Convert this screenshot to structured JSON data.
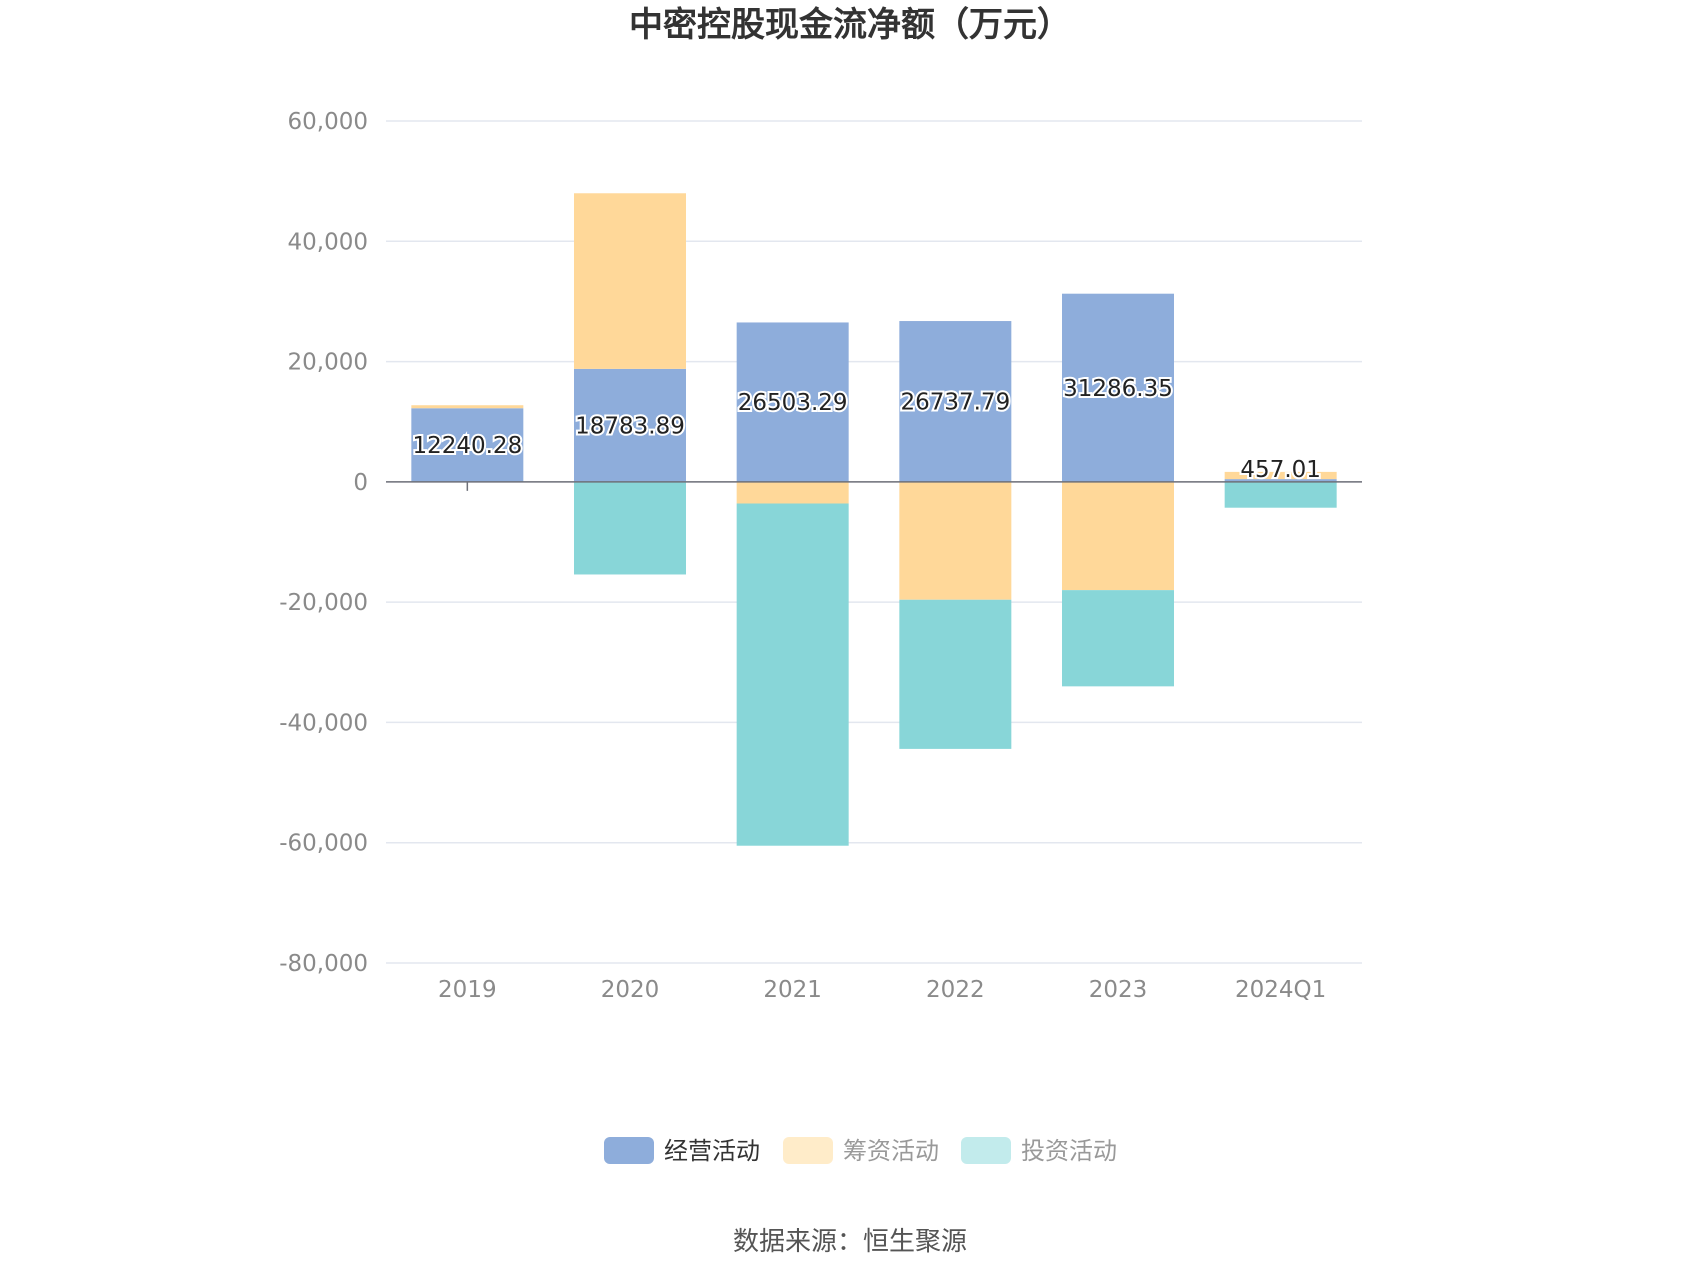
{
  "chart_data": {
    "type": "bar",
    "stacked": true,
    "title": "中密控股现金流净额（万元）",
    "categories": [
      "2019",
      "2020",
      "2021",
      "2022",
      "2023",
      "2024Q1"
    ],
    "series": [
      {
        "name": "经营活动",
        "color": "#8eaddb",
        "values": [
          12240.28,
          18783.89,
          26503.29,
          26737.79,
          31286.35,
          457.01
        ]
      },
      {
        "name": "筹资活动",
        "color": "#ffd899",
        "values": [
          500,
          29200,
          -3600,
          -19600,
          -18000,
          1200
        ]
      },
      {
        "name": "投资活动",
        "color": "#88d6d8",
        "values": [
          -100,
          -15400,
          -56900,
          -24800,
          -16000,
          -4300
        ]
      }
    ],
    "data_labels": [
      "12240.28",
      "18783.89",
      "26503.29",
      "26737.79",
      "31286.35",
      "457.01"
    ],
    "ylim": [
      -80000,
      60000
    ],
    "yticks": [
      60000,
      40000,
      20000,
      0,
      -20000,
      -40000,
      -60000,
      -80000
    ],
    "ytick_labels": [
      "60,000",
      "40,000",
      "20,000",
      "0",
      "-20,000",
      "-40,000",
      "-60,000",
      "-80,000"
    ],
    "grid": true,
    "legend_position": "bottom",
    "legend_colors": [
      "#8eaddb",
      "#ffecc9",
      "#c2ebec"
    ],
    "xlabel": "",
    "ylabel": ""
  },
  "source": "数据来源：恒生聚源"
}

● ● ●

Leave out the pictures and repeat everything else in the records exactly.

§ **RESULT OF THE TASK**:
Convert this screenshot to structured JSON data.
{
  "chart_data": {
    "type": "bar",
    "stacked": true,
    "title": "中密控股现金流净额（万元）",
    "categories": [
      "2019",
      "2020",
      "2021",
      "2022",
      "2023",
      "2024Q1"
    ],
    "series": [
      {
        "name": "经营活动",
        "color": "#8eaddb",
        "values": [
          12240.28,
          18783.89,
          26503.29,
          26737.79,
          31286.35,
          457.01
        ]
      },
      {
        "name": "筹资活动",
        "color": "#ffd899",
        "values": [
          500,
          29200,
          -3600,
          -19600,
          -18000,
          1200
        ]
      },
      {
        "name": "投资活动",
        "color": "#88d6d8",
        "values": [
          -100,
          -15400,
          -56900,
          -24800,
          -16000,
          -4300
        ]
      }
    ],
    "data_labels": [
      "12240.28",
      "18783.89",
      "26503.29",
      "26737.79",
      "31286.35",
      "457.01"
    ],
    "ylim": [
      -80000,
      60000
    ],
    "yticks": [
      60000,
      40000,
      20000,
      0,
      -20000,
      -40000,
      -60000,
      -80000
    ],
    "ytick_labels": [
      "60,000",
      "40,000",
      "20,000",
      "0",
      "-20,000",
      "-40,000",
      "-60,000",
      "-80,000"
    ],
    "grid": true,
    "legend_position": "bottom",
    "legend_colors": [
      "#8eaddb",
      "#ffecc9",
      "#c2ebec"
    ],
    "xlabel": "",
    "ylabel": ""
  },
  "source": "数据来源：恒生聚源"
}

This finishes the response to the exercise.